* START EXERCISE INPUT *
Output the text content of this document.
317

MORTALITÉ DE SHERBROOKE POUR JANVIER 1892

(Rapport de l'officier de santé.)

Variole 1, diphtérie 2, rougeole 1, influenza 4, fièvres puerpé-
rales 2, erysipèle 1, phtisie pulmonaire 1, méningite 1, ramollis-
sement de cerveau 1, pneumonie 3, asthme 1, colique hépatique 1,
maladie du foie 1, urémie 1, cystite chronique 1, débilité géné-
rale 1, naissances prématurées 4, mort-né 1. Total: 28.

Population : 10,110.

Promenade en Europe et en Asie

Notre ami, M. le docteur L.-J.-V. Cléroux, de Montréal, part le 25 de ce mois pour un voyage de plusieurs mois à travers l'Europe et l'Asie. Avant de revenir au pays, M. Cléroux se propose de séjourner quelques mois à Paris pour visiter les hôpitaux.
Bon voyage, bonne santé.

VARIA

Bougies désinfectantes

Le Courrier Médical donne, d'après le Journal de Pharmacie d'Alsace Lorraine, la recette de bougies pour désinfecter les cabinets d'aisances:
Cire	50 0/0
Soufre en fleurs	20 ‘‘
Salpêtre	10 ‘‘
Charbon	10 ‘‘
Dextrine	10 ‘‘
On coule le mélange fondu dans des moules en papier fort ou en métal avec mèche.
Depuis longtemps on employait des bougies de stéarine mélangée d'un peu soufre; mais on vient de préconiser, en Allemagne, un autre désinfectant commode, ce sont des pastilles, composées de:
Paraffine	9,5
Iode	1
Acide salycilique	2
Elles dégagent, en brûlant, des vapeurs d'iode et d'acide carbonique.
* END EXERCISE INPUT *
→ EXERCISE
Scan the material above. Copy each line that holds the word "Europe".

→ REPLY TO THE TASK
Promenade en Europe et en Asie
Notre ami, M. le docteur L.-J.-V. Cléroux, de Montréal, part le 25 de ce mois pour un voyage de plusieurs mois à travers l'Europe et l'Asie. Avant de revenir au pays, M. Cléroux se propose de séjourner quelques mois à Paris pour visiter les hôpitaux.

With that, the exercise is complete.